__Work to be completed__
Show each line from the listing that includes the word "things".

__Excerpted data__
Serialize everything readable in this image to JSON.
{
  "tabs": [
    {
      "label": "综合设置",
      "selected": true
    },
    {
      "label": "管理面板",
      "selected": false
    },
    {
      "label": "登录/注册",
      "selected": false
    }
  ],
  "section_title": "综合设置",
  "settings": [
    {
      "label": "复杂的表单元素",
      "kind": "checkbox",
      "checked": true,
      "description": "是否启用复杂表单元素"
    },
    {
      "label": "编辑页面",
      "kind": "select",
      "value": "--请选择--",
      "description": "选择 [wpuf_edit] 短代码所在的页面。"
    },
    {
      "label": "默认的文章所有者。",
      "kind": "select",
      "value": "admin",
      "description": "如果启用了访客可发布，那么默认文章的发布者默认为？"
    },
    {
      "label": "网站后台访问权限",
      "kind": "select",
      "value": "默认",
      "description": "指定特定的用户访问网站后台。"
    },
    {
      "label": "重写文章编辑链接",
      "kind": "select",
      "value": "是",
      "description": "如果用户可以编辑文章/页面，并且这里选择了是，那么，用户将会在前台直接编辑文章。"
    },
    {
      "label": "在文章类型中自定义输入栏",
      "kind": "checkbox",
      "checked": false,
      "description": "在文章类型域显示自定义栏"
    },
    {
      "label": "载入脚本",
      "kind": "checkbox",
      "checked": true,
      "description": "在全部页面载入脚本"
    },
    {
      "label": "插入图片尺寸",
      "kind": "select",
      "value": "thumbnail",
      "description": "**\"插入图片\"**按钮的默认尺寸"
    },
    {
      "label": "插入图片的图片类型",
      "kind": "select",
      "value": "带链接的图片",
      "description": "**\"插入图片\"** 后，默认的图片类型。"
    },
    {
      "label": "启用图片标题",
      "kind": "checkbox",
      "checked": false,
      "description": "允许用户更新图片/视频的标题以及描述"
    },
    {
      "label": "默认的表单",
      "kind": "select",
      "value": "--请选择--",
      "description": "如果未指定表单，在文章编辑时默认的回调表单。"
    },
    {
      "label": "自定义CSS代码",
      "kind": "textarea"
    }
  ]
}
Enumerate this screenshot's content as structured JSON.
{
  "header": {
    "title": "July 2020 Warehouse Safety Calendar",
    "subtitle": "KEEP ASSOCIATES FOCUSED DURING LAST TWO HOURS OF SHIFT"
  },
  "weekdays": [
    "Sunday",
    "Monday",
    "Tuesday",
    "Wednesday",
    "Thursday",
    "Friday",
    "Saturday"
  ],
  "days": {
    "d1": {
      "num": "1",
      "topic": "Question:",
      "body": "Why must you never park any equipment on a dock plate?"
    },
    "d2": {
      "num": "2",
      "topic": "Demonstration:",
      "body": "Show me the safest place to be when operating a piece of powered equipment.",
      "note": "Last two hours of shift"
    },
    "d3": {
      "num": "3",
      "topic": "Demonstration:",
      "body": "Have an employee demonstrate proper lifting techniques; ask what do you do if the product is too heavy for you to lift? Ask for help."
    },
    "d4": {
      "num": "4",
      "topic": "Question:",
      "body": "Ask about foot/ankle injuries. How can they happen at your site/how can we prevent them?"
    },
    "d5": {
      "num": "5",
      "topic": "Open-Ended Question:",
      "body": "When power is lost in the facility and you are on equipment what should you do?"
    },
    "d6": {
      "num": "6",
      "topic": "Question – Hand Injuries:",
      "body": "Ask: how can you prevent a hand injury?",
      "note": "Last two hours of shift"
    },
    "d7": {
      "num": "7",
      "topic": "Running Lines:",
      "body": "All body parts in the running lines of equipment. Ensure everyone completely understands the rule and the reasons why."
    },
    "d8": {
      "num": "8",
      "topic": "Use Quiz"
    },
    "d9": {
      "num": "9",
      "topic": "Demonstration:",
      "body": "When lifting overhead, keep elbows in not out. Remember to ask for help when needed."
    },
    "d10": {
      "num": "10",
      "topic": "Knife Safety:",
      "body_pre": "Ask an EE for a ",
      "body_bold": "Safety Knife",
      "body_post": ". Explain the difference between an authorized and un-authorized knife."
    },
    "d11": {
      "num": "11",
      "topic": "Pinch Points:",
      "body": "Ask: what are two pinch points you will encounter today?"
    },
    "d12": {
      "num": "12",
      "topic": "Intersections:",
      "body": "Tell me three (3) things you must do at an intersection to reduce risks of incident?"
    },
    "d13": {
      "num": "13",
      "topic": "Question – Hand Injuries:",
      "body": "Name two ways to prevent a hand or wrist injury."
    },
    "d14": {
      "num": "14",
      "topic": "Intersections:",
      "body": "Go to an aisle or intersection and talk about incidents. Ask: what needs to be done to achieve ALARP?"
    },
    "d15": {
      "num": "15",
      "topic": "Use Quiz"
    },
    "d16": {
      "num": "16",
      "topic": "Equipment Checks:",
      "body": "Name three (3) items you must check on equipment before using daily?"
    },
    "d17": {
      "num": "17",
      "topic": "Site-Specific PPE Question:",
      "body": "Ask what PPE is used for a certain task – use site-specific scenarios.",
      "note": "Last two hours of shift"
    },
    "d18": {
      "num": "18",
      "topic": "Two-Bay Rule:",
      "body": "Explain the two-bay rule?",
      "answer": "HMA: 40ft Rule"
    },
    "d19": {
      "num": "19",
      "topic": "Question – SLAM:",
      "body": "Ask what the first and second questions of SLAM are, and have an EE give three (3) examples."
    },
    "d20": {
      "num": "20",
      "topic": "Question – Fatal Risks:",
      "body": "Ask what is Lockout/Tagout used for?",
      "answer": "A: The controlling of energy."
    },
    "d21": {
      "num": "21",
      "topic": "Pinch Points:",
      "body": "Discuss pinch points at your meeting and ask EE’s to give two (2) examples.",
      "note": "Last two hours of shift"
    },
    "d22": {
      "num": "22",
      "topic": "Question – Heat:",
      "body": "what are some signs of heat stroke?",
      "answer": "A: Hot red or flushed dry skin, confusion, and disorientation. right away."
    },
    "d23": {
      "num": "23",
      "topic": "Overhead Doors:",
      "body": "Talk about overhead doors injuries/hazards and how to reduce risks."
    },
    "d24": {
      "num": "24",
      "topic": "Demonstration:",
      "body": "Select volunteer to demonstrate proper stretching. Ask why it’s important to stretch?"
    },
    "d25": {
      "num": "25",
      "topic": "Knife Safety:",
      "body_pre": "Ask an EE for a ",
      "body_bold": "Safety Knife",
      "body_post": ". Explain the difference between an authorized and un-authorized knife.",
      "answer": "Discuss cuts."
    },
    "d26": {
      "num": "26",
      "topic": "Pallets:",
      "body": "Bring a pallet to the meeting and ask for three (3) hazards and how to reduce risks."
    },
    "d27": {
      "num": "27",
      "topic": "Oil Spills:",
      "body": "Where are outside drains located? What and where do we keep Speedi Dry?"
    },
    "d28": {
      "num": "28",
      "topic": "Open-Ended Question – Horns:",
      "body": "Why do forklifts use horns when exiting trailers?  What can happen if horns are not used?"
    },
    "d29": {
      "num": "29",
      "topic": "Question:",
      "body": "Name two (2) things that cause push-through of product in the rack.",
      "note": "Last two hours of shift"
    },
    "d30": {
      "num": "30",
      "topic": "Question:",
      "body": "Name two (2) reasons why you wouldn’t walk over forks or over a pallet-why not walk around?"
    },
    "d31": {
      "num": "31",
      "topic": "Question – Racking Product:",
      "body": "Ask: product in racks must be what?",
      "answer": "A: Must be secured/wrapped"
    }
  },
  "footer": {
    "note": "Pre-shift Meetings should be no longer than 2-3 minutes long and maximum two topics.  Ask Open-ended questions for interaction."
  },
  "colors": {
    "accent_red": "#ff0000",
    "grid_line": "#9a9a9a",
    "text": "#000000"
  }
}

__Result__
      "body": "Tell me three (3) things you must do at an intersection to reduce risks of incident?"
      "body": "Name two (2) things that cause push-through of product in the rack.",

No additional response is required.